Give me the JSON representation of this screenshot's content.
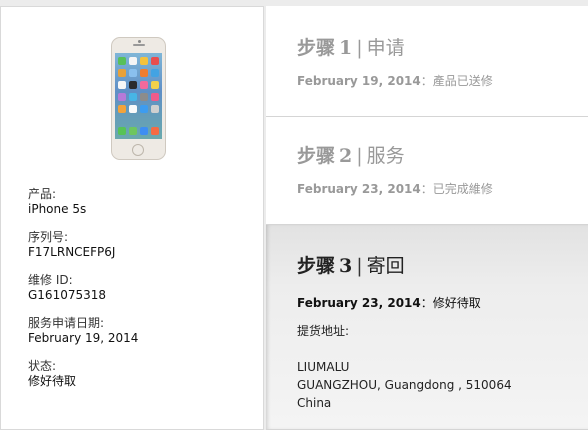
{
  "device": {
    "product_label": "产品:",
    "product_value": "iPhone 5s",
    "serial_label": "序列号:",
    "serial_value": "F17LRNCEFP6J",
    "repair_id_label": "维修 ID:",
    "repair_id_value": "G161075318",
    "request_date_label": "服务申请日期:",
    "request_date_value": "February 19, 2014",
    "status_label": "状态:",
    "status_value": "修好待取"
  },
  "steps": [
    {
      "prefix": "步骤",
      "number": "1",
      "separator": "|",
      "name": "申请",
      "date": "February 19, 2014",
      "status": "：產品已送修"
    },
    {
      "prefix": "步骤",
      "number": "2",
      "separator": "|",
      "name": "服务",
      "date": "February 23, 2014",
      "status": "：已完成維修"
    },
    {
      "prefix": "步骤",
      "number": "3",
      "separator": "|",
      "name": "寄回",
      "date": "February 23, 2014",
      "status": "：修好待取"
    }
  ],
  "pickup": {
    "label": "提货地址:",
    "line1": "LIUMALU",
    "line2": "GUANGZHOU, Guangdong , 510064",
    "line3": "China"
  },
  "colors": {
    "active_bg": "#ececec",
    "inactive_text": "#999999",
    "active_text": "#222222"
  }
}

Exercise instructions: Each line of the data is to be duplicated exactly; pictures stay out of the copy.

Task result:
Give me the JSON representation of this screenshot's content.
{
  "device": {
    "product_label": "产品:",
    "product_value": "iPhone 5s",
    "serial_label": "序列号:",
    "serial_value": "F17LRNCEFP6J",
    "repair_id_label": "维修 ID:",
    "repair_id_value": "G161075318",
    "request_date_label": "服务申请日期:",
    "request_date_value": "February 19, 2014",
    "status_label": "状态:",
    "status_value": "修好待取"
  },
  "steps": [
    {
      "prefix": "步骤",
      "number": "1",
      "separator": "|",
      "name": "申请",
      "date": "February 19, 2014",
      "status": "：產品已送修"
    },
    {
      "prefix": "步骤",
      "number": "2",
      "separator": "|",
      "name": "服务",
      "date": "February 23, 2014",
      "status": "：已完成維修"
    },
    {
      "prefix": "步骤",
      "number": "3",
      "separator": "|",
      "name": "寄回",
      "date": "February 23, 2014",
      "status": "：修好待取"
    }
  ],
  "pickup": {
    "label": "提货地址:",
    "line1": "LIUMALU",
    "line2": "GUANGZHOU, Guangdong , 510064",
    "line3": "China"
  },
  "colors": {
    "active_bg": "#ececec",
    "inactive_text": "#999999",
    "active_text": "#222222"
  }
}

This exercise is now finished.